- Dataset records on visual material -
■ ■ ■ ■ ■ ■ ■

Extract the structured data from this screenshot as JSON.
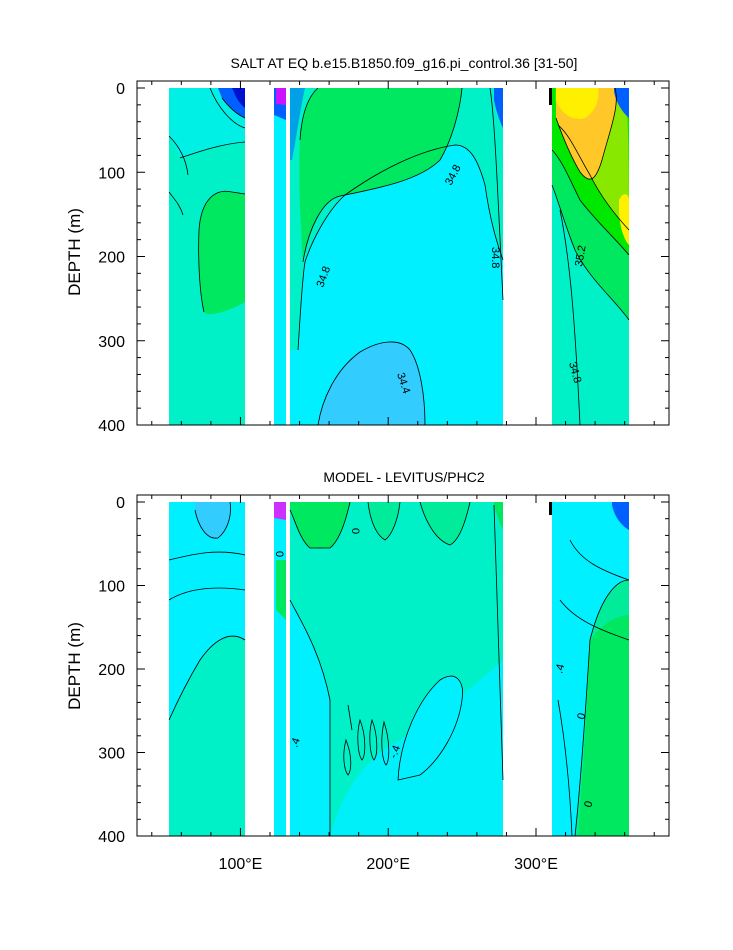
{
  "chart_data": [
    {
      "type": "heatmap",
      "title": "SALT AT EQ b.e15.B1850.f09_g16.pi_control.36 [31-50]",
      "xlabel": "",
      "ylabel": "DEPTH (m)",
      "xlim": [
        30,
        390
      ],
      "ylim": [
        400,
        0
      ],
      "y_reversed": true,
      "yticks": [
        "0",
        "100",
        "200",
        "300",
        "400"
      ],
      "ytick_values": [
        0,
        100,
        200,
        300,
        400
      ],
      "contour_labels": [
        "34.8",
        "34.8",
        "34.8",
        "35.2",
        "34.8",
        "34.4"
      ],
      "land_gaps_lon": [
        [
          97,
          118
        ],
        [
          127,
          130
        ],
        [
          279,
          313
        ],
        [
          368,
          390
        ]
      ],
      "ocean_segments_lon": [
        [
          43,
          97
        ],
        [
          118,
          127
        ],
        [
          130,
          279
        ],
        [
          313,
          368
        ]
      ],
      "value_range": [
        33.4,
        35.6
      ],
      "background_value": 34.6
    },
    {
      "type": "heatmap",
      "title": "MODEL - LEVITUS/PHC2",
      "xlabel": "",
      "ylabel": "DEPTH (m)",
      "xlim": [
        30,
        390
      ],
      "ylim": [
        400,
        0
      ],
      "y_reversed": true,
      "yticks": [
        "0",
        "100",
        "200",
        "300",
        "400"
      ],
      "ytick_values": [
        0,
        100,
        200,
        300,
        400
      ],
      "xticks": [
        "100°E",
        "200°E",
        "300°E"
      ],
      "xtick_values": [
        100,
        200,
        300
      ],
      "contour_labels": [
        "0",
        "0",
        ".4",
        "-.4",
        ".4",
        "0",
        "0"
      ],
      "land_gaps_lon": [
        [
          97,
          118
        ],
        [
          127,
          130
        ],
        [
          279,
          313
        ],
        [
          368,
          390
        ]
      ],
      "ocean_segments_lon": [
        [
          43,
          97
        ],
        [
          118,
          127
        ],
        [
          130,
          279
        ],
        [
          313,
          368
        ]
      ],
      "value_range": [
        -1.0,
        1.0
      ],
      "background_value": 0.0
    }
  ],
  "colors": {
    "cyan": "#00f0ff",
    "teal": "#00f0c8",
    "aqua_green": "#00eca0",
    "green": "#00e860",
    "bright_green": "#00e800",
    "yellow_green": "#88e800",
    "yellow": "#fff000",
    "orange": "#ffc828",
    "light_blue": "#33ccff",
    "blue": "#0060ff",
    "dark_blue": "#0010d0",
    "magenta": "#ff00ff"
  }
}
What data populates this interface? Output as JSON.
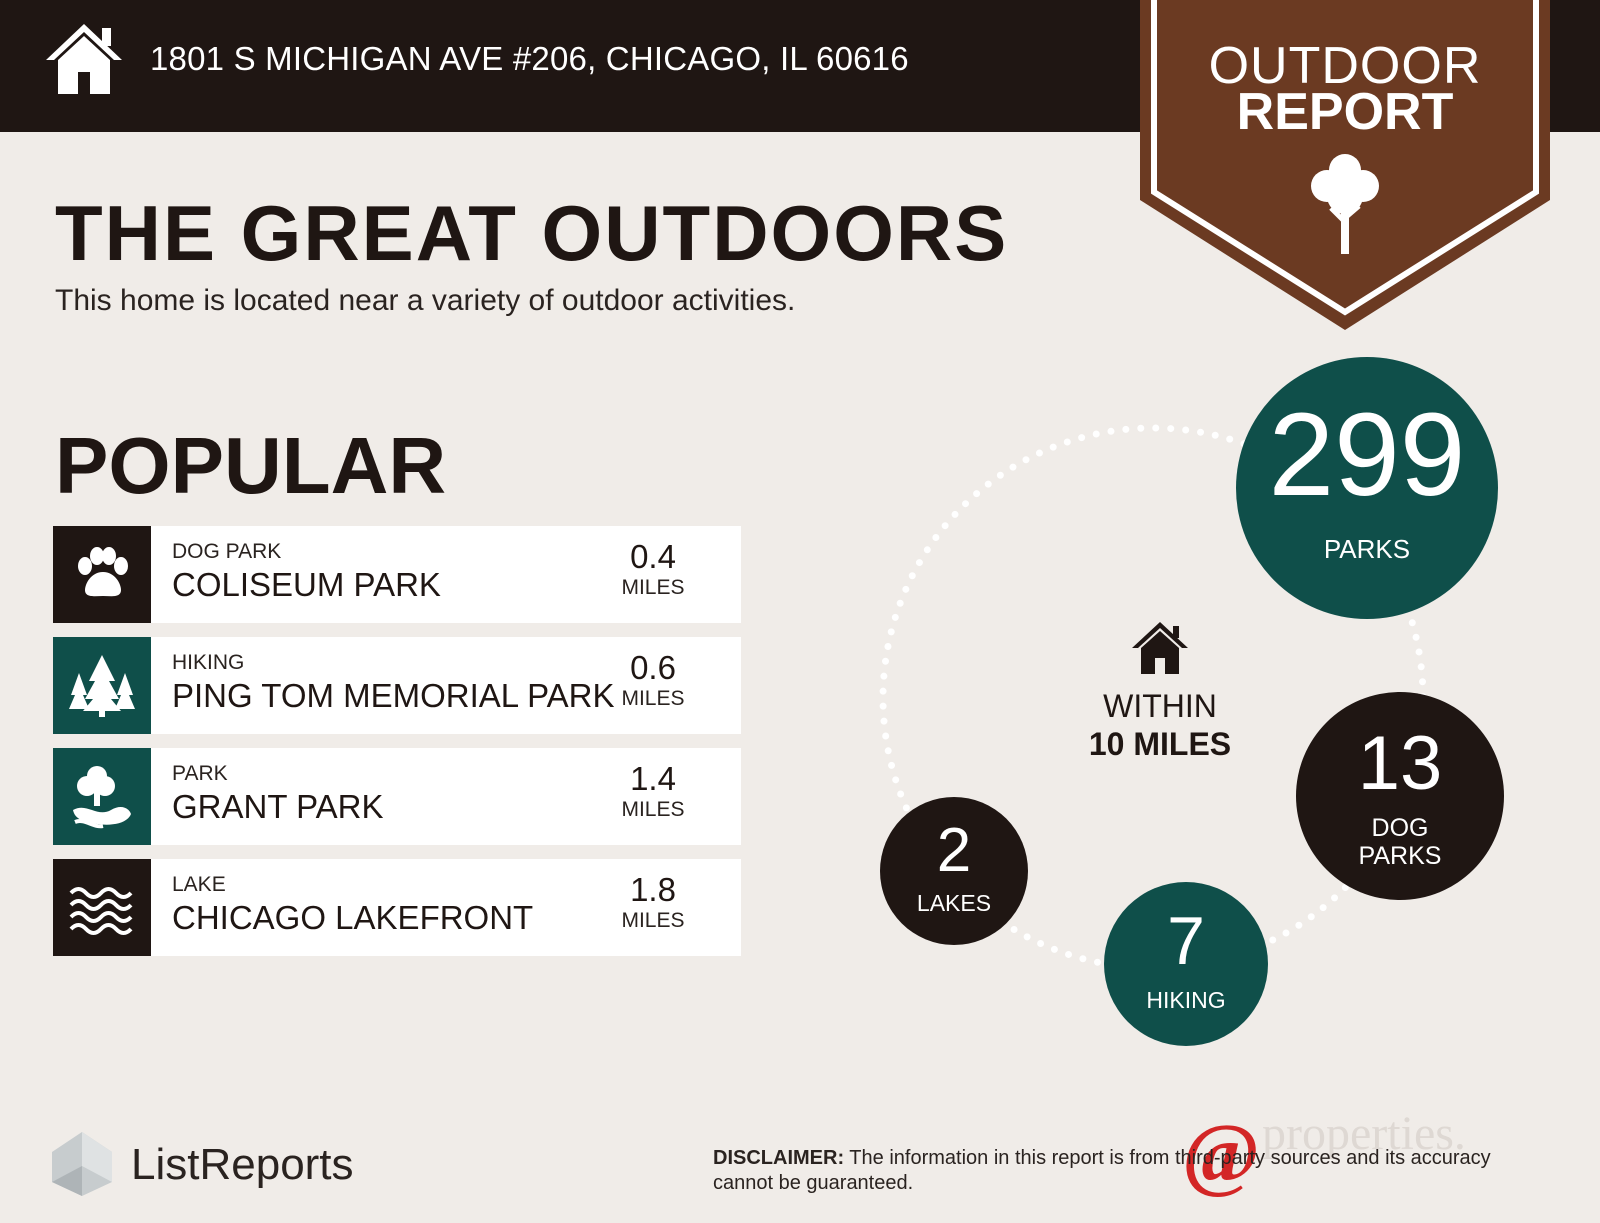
{
  "header": {
    "address": "1801 S MICHIGAN AVE #206, CHICAGO, IL 60616"
  },
  "badge": {
    "line1": "OUTDOOR",
    "line2": "REPORT"
  },
  "main": {
    "title": "THE GREAT OUTDOORS",
    "subtitle": "This home is located near a variety of outdoor activities.",
    "popular_heading": "POPULAR"
  },
  "popular": [
    {
      "category": "DOG PARK",
      "name": "COLISEUM PARK",
      "distance": "0.4",
      "unit": "MILES",
      "icon": "paw-icon",
      "color": "#1f1613"
    },
    {
      "category": "HIKING",
      "name": "PING TOM MEMORIAL PARK",
      "distance": "0.6",
      "unit": "MILES",
      "icon": "pine-trees-icon",
      "color": "#0f4f4a"
    },
    {
      "category": "PARK",
      "name": "GRANT PARK",
      "distance": "1.4",
      "unit": "MILES",
      "icon": "park-tree-icon",
      "color": "#0f4f4a"
    },
    {
      "category": "LAKE",
      "name": "CHICAGO LAKEFRONT",
      "distance": "1.8",
      "unit": "MILES",
      "icon": "waves-icon",
      "color": "#1f1613"
    }
  ],
  "summary": {
    "within_line1": "WITHIN",
    "within_line2": "10 MILES",
    "parks": {
      "count": "299",
      "label": "PARKS"
    },
    "dog_parks": {
      "count": "13",
      "label1": "DOG",
      "label2": "PARKS"
    },
    "hiking": {
      "count": "7",
      "label": "HIKING"
    },
    "lakes": {
      "count": "2",
      "label": "LAKES"
    }
  },
  "footer": {
    "brand": "ListReports",
    "disclaimer_label": "DISCLAIMER:",
    "disclaimer_text": " The information in this report is from third-party sources and its accuracy cannot be guaranteed.",
    "partner_at": "@",
    "partner_word": "properties."
  },
  "colors": {
    "dark": "#1f1613",
    "teal": "#0f4f4a",
    "brown": "#6b3a22",
    "background": "#f0ece8"
  }
}
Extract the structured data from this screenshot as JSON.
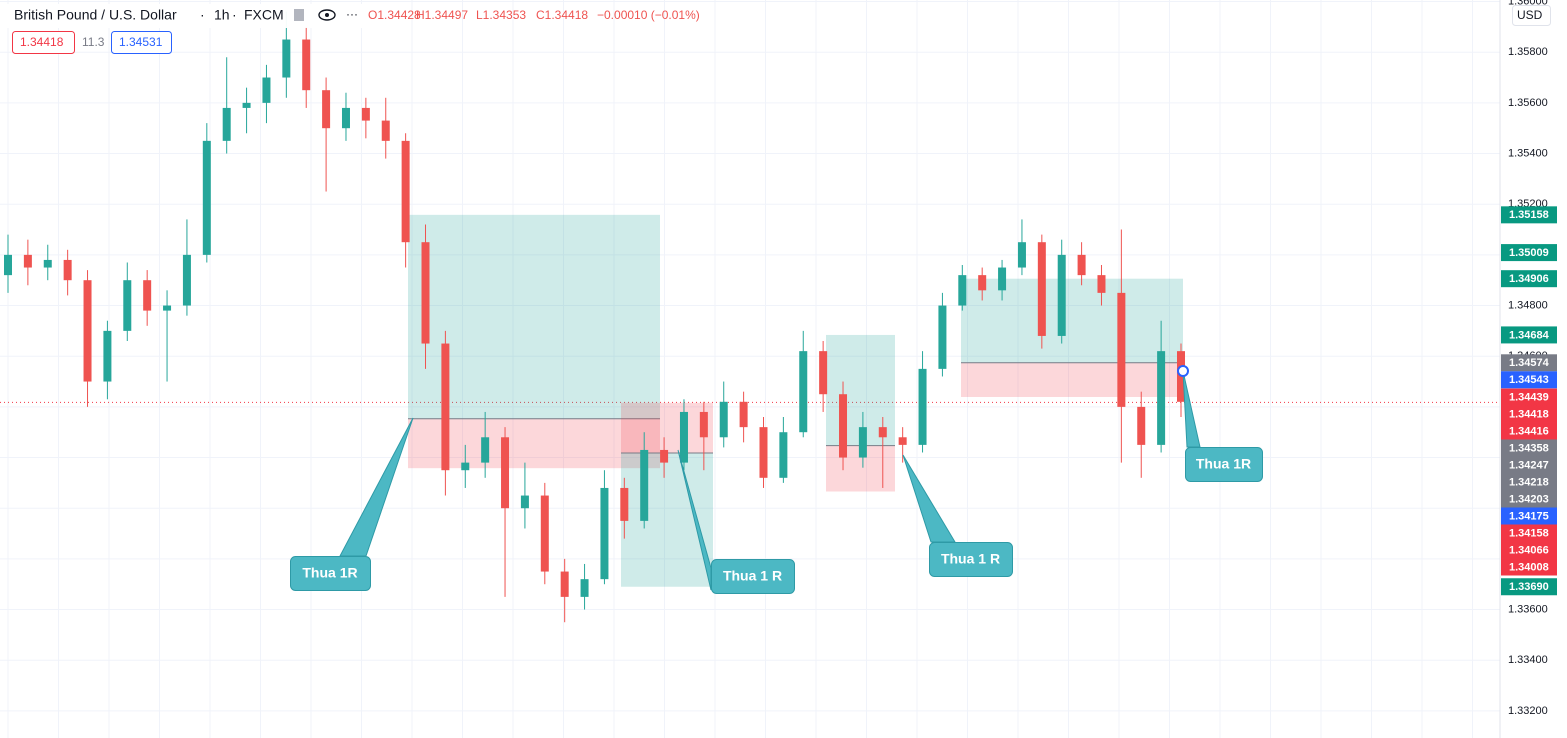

■ ■ ■ ■ ■ ■ ■

- SET TASK -
Every entry should be returned exactly as written, minus the pictures.

- RESPONSE BELOW -
Extract the structured data from this screenshot as JSON.
{
  "chart_data": [
    {
      "type": "heatmap",
      "title": "SALT AT EQ b.e15.B1850.f09_g16.pi_control.36 [31-50]",
      "xlabel": "",
      "ylabel": "DEPTH (m)",
      "xlim": [
        30,
        390
      ],
      "ylim": [
        400,
        0
      ],
      "y_reversed": true,
      "yticks": [
        "0",
        "100",
        "200",
        "300",
        "400"
      ],
      "ytick_values": [
        0,
        100,
        200,
        300,
        400
      ],
      "contour_labels": [
        "34.8",
        "34.8",
        "34.8",
        "35.2",
        "34.8",
        "34.4"
      ],
      "land_gaps_lon": [
        [
          97,
          118
        ],
        [
          127,
          130
        ],
        [
          279,
          313
        ],
        [
          368,
          390
        ]
      ],
      "ocean_segments_lon": [
        [
          43,
          97
        ],
        [
          118,
          127
        ],
        [
          130,
          279
        ],
        [
          313,
          368
        ]
      ],
      "value_range": [
        33.4,
        35.6
      ],
      "background_value": 34.6
    },
    {
      "type": "heatmap",
      "title": "MODEL - LEVITUS/PHC2",
      "xlabel": "",
      "ylabel": "DEPTH (m)",
      "xlim": [
        30,
        390
      ],
      "ylim": [
        400,
        0
      ],
      "y_reversed": true,
      "yticks": [
        "0",
        "100",
        "200",
        "300",
        "400"
      ],
      "ytick_values": [
        0,
        100,
        200,
        300,
        400
      ],
      "xticks": [
        "100°E",
        "200°E",
        "300°E"
      ],
      "xtick_values": [
        100,
        200,
        300
      ],
      "contour_labels": [
        "0",
        "0",
        ".4",
        "-.4",
        ".4",
        "0",
        "0"
      ],
      "land_gaps_lon": [
        [
          97,
          118
        ],
        [
          127,
          130
        ],
        [
          279,
          313
        ],
        [
          368,
          390
        ]
      ],
      "ocean_segments_lon": [
        [
          43,
          97
        ],
        [
          118,
          127
        ],
        [
          130,
          279
        ],
        [
          313,
          368
        ]
      ],
      "value_range": [
        -1.0,
        1.0
      ],
      "background_value": 0.0
    }
  ],
  "colors": {
    "cyan": "#00f0ff",
    "teal": "#00f0c8",
    "aqua_green": "#00eca0",
    "green": "#00e860",
    "bright_green": "#00e800",
    "yellow_green": "#88e800",
    "yellow": "#fff000",
    "orange": "#ffc828",
    "light_blue": "#33ccff",
    "blue": "#0060ff",
    "dark_blue": "#0010d0",
    "magenta": "#ff00ff"
  }
}
What data populates this interface? Output as JSON.
{
  "header": {
    "address": "1801 S MICHIGAN AVE #206, CHICAGO, IL 60616"
  },
  "badge": {
    "line1": "OUTDOOR",
    "line2": "REPORT"
  },
  "main": {
    "title": "THE GREAT OUTDOORS",
    "subtitle": "This home is located near a variety of outdoor activities.",
    "popular_heading": "POPULAR"
  },
  "popular": [
    {
      "category": "DOG PARK",
      "name": "COLISEUM PARK",
      "distance": "0.4",
      "unit": "MILES",
      "icon": "paw-icon",
      "color": "#1f1613"
    },
    {
      "category": "HIKING",
      "name": "PING TOM MEMORIAL PARK",
      "distance": "0.6",
      "unit": "MILES",
      "icon": "pine-trees-icon",
      "color": "#0f4f4a"
    },
    {
      "category": "PARK",
      "name": "GRANT PARK",
      "distance": "1.4",
      "unit": "MILES",
      "icon": "park-tree-icon",
      "color": "#0f4f4a"
    },
    {
      "category": "LAKE",
      "name": "CHICAGO LAKEFRONT",
      "distance": "1.8",
      "unit": "MILES",
      "icon": "waves-icon",
      "color": "#1f1613"
    }
  ],
  "summary": {
    "within_line1": "WITHIN",
    "within_line2": "10 MILES",
    "parks": {
      "count": "299",
      "label": "PARKS"
    },
    "dog_parks": {
      "count": "13",
      "label1": "DOG",
      "label2": "PARKS"
    },
    "hiking": {
      "count": "7",
      "label": "HIKING"
    },
    "lakes": {
      "count": "2",
      "label": "LAKES"
    }
  },
  "footer": {
    "brand": "ListReports",
    "disclaimer_label": "DISCLAIMER:",
    "disclaimer_text": " The information in this report is from third-party sources and its accuracy cannot be guaranteed.",
    "partner_at": "@",
    "partner_word": "properties."
  },
  "colors": {
    "dark": "#1f1613",
    "teal": "#0f4f4a",
    "brown": "#6b3a22",
    "background": "#f0ece8"
  }
}
Extract the structured data from this screenshot as JSON.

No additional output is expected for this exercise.